BEGIN Exercise materials

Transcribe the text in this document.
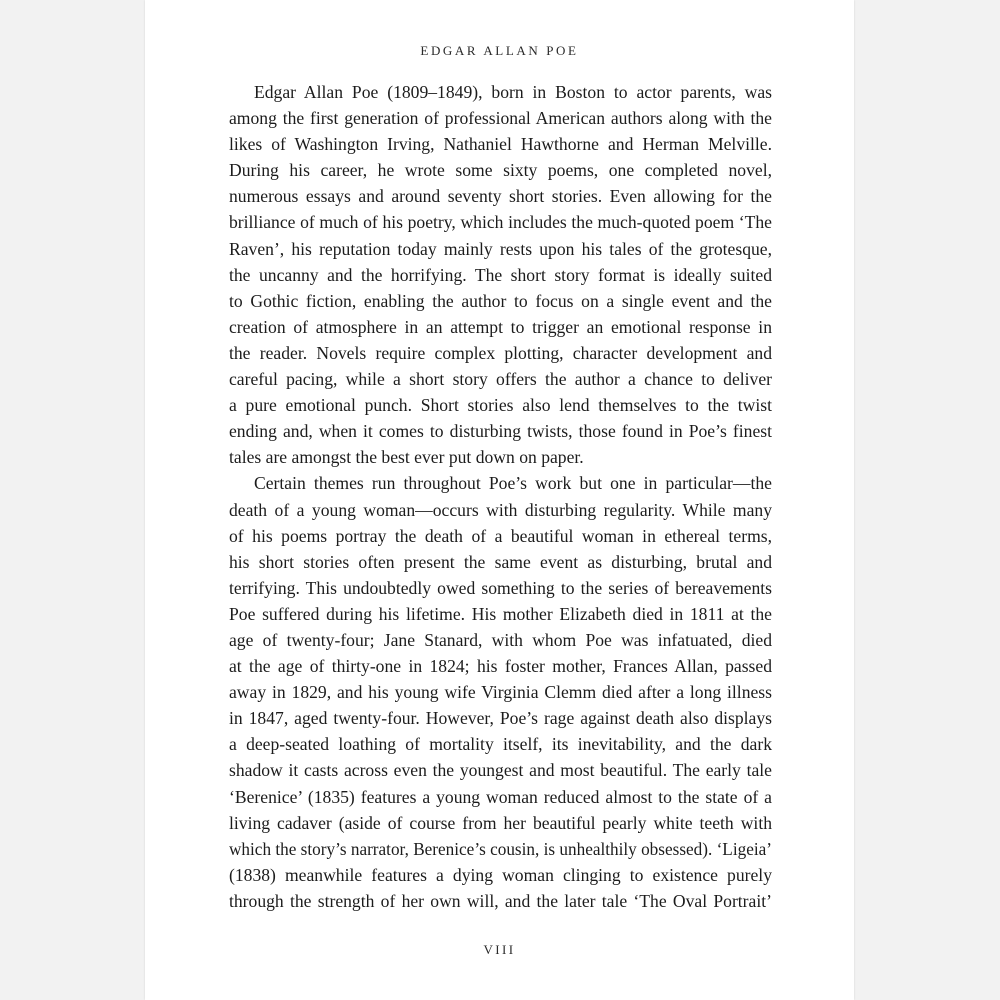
EDGAR ALLAN POE
Edgar Allan Poe (1809–1849), born in Boston to actor parents, was
among the first generation of professional American authors along with the
likes of Washington Irving, Nathaniel Hawthorne and Herman Melville.
During his career, he wrote some sixty poems, one completed novel,
numerous essays and around seventy short stories. Even allowing for the
brilliance of much of his poetry, which includes the much-quoted poem ‘The
Raven’, his reputation today mainly rests upon his tales of the grotesque,
the uncanny and the horrifying. The short story format is ideally suited
to Gothic fiction, enabling the author to focus on a single event and the
creation of atmosphere in an attempt to trigger an emotional response in
the reader. Novels require complex plotting, character development and
careful pacing, while a short story offers the author a chance to deliver
a pure emotional punch. Short stories also lend themselves to the twist
ending and, when it comes to disturbing twists, those found in Poe’s finest
tales are amongst the best ever put down on paper.
Certain themes run throughout Poe’s work but one in particular—the
death of a young woman—occurs with disturbing regularity. While many
of his poems portray the death of a beautiful woman in ethereal terms,
his short stories often present the same event as disturbing, brutal and
terrifying. This undoubtedly owed something to the series of bereavements
Poe suffered during his lifetime. His mother Elizabeth died in 1811 at the
age of twenty-four; Jane Stanard, with whom Poe was infatuated, died
at the age of thirty-one in 1824; his foster mother, Frances Allan, passed
away in 1829, and his young wife Virginia Clemm died after a long illness
in 1847, aged twenty-four. However, Poe’s rage against death also displays
a deep-seated loathing of mortality itself, its inevitability, and the dark
shadow it casts across even the youngest and most beautiful. The early tale
‘Berenice’ (1835) features a young woman reduced almost to the state of a
living cadaver (aside of course from her beautiful pearly white teeth with
which the story’s narrator, Berenice’s cousin, is unhealthily obsessed). ‘Ligeia’
(1838) meanwhile features a dying woman clinging to existence purely
through the strength of her own will, and the later tale ‘The Oval Portrait’
VIII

END Exercise materials

● **Required task**: Reproduce every entry exactly, but omit each picture.

● **Reply to the exercise**:
Transcribe the text in this document.
EDGAR ALLAN POE
Edgar Allan Poe (1809–1849), born in Boston to actor parents, was
among the first generation of professional American authors along with the
likes of Washington Irving, Nathaniel Hawthorne and Herman Melville.
During his career, he wrote some sixty poems, one completed novel,
numerous essays and around seventy short stories. Even allowing for the
brilliance of much of his poetry, which includes the much-quoted poem ‘The
Raven’, his reputation today mainly rests upon his tales of the grotesque,
the uncanny and the horrifying. The short story format is ideally suited
to Gothic fiction, enabling the author to focus on a single event and the
creation of atmosphere in an attempt to trigger an emotional response in
the reader. Novels require complex plotting, character development and
careful pacing, while a short story offers the author a chance to deliver
a pure emotional punch. Short stories also lend themselves to the twist
ending and, when it comes to disturbing twists, those found in Poe’s finest
tales are amongst the best ever put down on paper.
Certain themes run throughout Poe’s work but one in particular—the
death of a young woman—occurs with disturbing regularity. While many
of his poems portray the death of a beautiful woman in ethereal terms,
his short stories often present the same event as disturbing, brutal and
terrifying. This undoubtedly owed something to the series of bereavements
Poe suffered during his lifetime. His mother Elizabeth died in 1811 at the
age of twenty-four; Jane Stanard, with whom Poe was infatuated, died
at the age of thirty-one in 1824; his foster mother, Frances Allan, passed
away in 1829, and his young wife Virginia Clemm died after a long illness
in 1847, aged twenty-four. However, Poe’s rage against death also displays
a deep-seated loathing of mortality itself, its inevitability, and the dark
shadow it casts across even the youngest and most beautiful. The early tale
‘Berenice’ (1835) features a young woman reduced almost to the state of a
living cadaver (aside of course from her beautiful pearly white teeth with
which the story’s narrator, Berenice’s cousin, is unhealthily obsessed). ‘Ligeia’
(1838) meanwhile features a dying woman clinging to existence purely
through the strength of her own will, and the later tale ‘The Oval Portrait’
VIII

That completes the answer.